- _Objective_:
Assemble all lines in which the string "title" appears.

- _Items from a figure collection_:

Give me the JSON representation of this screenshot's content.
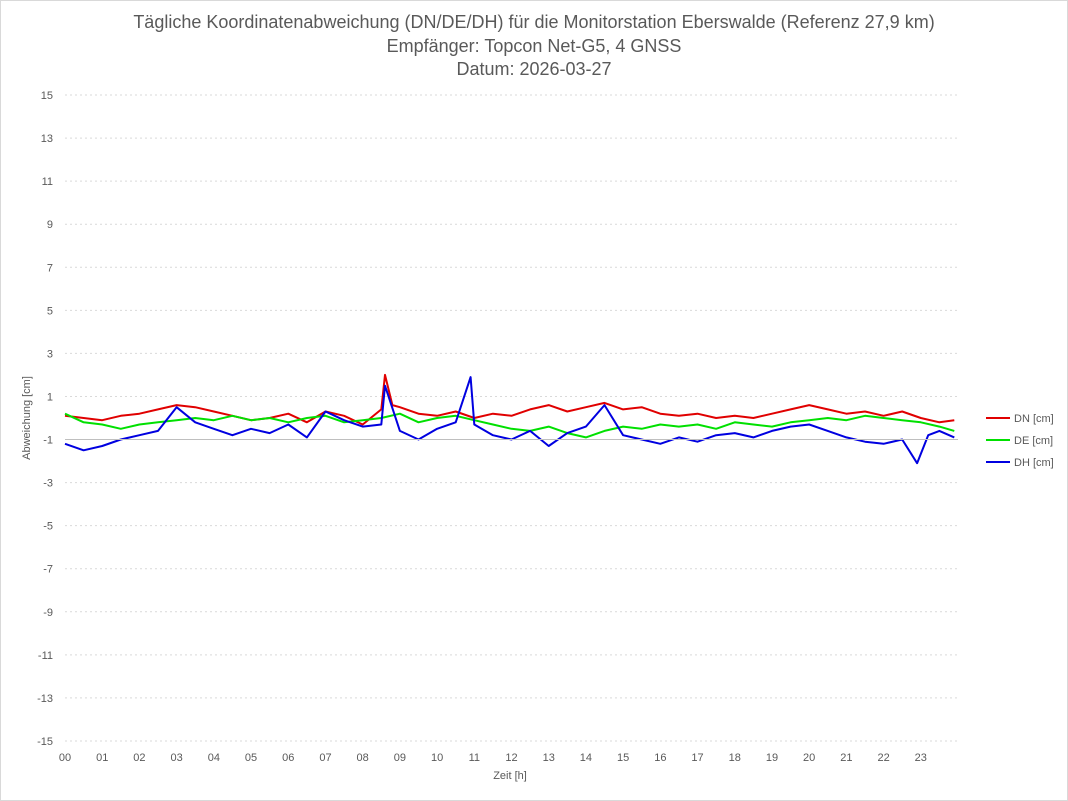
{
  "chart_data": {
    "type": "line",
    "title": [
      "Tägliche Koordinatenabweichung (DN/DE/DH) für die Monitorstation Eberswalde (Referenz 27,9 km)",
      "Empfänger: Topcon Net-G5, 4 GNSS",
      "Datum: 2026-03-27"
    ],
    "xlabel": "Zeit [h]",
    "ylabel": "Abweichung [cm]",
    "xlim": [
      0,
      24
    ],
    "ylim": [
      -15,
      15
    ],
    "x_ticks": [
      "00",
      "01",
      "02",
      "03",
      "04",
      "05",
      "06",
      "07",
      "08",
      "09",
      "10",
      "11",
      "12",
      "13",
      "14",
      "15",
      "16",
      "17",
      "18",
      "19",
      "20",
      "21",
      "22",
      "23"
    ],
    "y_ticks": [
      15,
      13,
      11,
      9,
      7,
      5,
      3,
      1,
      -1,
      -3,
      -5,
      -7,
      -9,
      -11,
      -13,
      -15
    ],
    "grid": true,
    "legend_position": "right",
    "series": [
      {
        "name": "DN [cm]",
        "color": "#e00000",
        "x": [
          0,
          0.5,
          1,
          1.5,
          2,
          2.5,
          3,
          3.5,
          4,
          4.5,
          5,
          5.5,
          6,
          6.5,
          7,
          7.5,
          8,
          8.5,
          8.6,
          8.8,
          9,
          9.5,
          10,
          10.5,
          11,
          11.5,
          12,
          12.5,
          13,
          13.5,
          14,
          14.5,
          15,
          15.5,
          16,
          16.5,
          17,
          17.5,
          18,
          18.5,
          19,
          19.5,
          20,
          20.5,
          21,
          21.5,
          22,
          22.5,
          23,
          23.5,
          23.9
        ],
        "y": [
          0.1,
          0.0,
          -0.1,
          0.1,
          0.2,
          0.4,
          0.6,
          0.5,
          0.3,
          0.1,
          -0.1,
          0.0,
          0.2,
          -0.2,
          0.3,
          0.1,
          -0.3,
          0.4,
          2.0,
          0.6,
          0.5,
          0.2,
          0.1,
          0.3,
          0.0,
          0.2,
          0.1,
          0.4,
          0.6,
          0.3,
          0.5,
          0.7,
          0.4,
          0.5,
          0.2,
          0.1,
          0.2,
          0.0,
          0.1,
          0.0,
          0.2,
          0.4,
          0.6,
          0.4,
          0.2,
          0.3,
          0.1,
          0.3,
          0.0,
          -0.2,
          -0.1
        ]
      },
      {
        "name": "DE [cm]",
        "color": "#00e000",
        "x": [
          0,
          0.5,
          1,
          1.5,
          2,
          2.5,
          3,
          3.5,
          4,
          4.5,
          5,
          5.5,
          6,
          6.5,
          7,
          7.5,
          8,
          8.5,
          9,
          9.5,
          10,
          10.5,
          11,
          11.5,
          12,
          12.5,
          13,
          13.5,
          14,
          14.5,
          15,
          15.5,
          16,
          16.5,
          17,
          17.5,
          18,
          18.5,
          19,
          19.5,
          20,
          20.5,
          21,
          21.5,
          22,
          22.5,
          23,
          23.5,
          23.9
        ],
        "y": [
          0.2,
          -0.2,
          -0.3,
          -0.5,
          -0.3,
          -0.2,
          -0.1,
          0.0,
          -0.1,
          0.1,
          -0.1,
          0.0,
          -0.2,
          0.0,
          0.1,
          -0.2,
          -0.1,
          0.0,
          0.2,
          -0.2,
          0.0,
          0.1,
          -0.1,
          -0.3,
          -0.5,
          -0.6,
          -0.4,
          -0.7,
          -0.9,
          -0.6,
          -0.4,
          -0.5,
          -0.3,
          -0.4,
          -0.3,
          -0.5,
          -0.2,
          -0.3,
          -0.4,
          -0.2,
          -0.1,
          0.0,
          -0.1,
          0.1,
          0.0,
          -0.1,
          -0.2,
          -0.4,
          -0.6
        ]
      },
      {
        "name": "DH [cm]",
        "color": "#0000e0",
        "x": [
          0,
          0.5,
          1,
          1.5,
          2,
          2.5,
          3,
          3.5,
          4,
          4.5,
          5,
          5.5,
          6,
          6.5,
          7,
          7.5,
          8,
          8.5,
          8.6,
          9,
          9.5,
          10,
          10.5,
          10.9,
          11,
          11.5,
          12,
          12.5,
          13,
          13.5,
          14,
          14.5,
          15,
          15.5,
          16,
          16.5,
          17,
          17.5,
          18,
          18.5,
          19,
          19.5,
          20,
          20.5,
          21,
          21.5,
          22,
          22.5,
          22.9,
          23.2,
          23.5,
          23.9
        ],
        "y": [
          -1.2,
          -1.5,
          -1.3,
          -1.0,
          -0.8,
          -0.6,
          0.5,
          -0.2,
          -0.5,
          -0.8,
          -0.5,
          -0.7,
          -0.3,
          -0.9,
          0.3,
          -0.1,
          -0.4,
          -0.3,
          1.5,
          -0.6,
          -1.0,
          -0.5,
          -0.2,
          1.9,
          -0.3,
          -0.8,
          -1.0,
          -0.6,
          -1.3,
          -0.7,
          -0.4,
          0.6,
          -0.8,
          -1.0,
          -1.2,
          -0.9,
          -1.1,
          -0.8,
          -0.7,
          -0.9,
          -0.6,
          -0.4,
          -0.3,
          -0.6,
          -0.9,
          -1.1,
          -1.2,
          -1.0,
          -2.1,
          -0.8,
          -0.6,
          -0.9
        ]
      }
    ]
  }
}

...

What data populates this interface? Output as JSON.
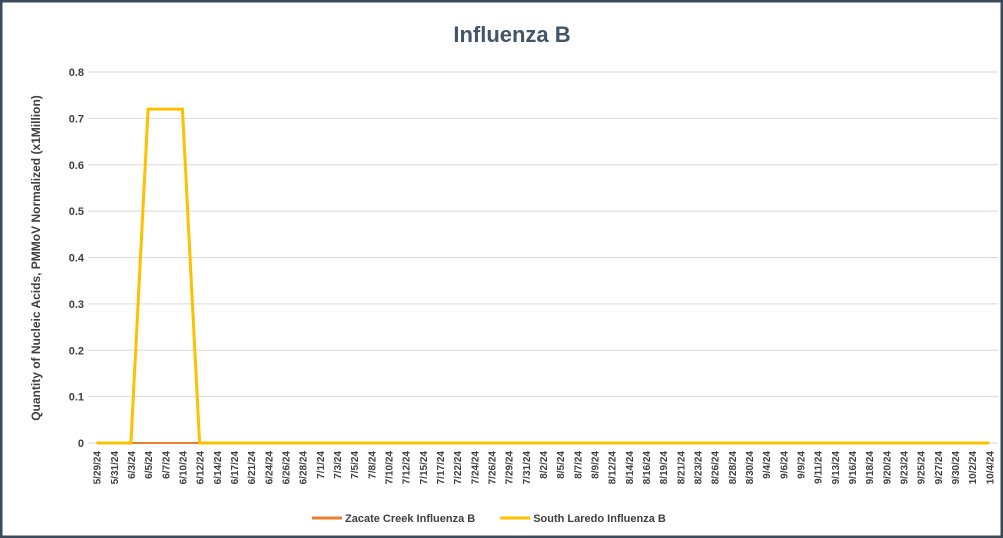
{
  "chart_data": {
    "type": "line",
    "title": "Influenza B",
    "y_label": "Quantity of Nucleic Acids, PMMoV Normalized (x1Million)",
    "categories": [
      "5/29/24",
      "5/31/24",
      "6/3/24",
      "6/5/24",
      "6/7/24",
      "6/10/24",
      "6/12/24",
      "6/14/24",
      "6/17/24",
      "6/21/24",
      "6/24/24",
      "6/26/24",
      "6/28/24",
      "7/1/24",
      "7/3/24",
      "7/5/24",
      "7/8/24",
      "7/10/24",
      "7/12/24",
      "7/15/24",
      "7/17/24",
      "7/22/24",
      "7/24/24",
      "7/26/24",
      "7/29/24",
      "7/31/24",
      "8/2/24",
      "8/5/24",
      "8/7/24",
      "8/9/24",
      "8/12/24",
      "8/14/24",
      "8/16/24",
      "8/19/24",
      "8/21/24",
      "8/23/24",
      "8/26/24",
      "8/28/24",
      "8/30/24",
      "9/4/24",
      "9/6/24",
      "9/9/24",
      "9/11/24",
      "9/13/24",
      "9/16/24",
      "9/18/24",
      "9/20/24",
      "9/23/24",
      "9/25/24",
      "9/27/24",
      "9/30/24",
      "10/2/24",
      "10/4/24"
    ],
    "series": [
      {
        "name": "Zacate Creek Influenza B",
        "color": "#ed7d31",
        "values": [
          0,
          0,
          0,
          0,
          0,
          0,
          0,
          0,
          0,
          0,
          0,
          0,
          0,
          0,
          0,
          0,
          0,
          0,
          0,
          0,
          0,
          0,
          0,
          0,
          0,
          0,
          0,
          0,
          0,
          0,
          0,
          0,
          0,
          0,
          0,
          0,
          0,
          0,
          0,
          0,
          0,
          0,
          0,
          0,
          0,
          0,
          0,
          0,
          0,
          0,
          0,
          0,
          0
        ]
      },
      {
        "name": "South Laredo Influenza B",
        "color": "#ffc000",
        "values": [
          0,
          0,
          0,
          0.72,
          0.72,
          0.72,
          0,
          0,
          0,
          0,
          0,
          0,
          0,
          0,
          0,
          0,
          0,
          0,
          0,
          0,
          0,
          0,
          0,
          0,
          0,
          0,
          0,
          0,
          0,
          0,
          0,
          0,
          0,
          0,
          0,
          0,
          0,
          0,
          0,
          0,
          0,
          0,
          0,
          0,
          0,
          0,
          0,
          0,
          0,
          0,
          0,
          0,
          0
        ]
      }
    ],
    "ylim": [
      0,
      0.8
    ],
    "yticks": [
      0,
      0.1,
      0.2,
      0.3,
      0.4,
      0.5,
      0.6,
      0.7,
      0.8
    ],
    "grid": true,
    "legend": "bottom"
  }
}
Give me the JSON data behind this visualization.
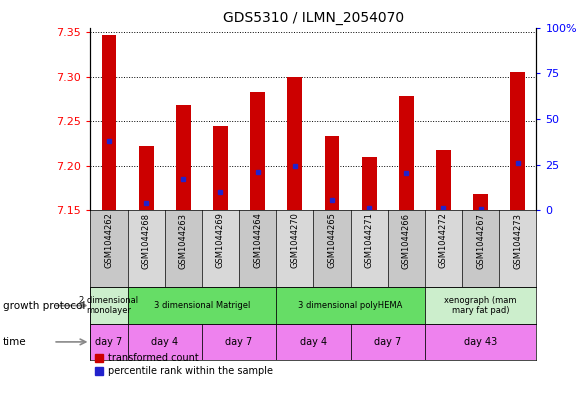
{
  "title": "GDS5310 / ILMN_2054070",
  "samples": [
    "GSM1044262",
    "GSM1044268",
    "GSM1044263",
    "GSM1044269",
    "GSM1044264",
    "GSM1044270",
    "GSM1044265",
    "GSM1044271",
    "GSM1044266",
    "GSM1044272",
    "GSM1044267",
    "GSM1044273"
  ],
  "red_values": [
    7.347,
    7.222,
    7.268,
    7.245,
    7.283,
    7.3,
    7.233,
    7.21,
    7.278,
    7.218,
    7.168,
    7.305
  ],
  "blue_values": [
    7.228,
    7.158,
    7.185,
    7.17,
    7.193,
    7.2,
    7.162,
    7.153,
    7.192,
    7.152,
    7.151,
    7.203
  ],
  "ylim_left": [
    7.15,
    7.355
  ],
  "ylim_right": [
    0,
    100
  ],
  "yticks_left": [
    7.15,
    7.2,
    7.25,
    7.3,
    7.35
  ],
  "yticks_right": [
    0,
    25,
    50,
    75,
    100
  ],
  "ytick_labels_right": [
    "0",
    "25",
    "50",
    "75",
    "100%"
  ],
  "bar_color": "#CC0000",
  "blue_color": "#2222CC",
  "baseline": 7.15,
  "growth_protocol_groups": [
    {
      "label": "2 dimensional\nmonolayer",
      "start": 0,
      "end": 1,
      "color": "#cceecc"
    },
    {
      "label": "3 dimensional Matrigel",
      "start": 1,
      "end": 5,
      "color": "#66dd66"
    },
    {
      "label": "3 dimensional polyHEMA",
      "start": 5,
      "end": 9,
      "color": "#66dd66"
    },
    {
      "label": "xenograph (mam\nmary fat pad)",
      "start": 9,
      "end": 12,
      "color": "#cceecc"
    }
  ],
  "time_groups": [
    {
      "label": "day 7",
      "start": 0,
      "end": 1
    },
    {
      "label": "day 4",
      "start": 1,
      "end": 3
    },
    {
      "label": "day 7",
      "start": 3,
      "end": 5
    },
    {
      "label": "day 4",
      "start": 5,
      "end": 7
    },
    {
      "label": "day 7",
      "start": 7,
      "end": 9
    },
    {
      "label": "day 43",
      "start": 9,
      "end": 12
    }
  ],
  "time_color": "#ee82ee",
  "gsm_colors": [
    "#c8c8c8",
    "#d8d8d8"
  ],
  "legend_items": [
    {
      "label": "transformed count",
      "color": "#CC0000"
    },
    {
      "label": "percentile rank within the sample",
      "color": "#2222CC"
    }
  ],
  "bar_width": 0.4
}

- _The completed task_:
    "title": [
    "title": "Influenza B",
  "title": "GDS5310 / ILMN_2054070",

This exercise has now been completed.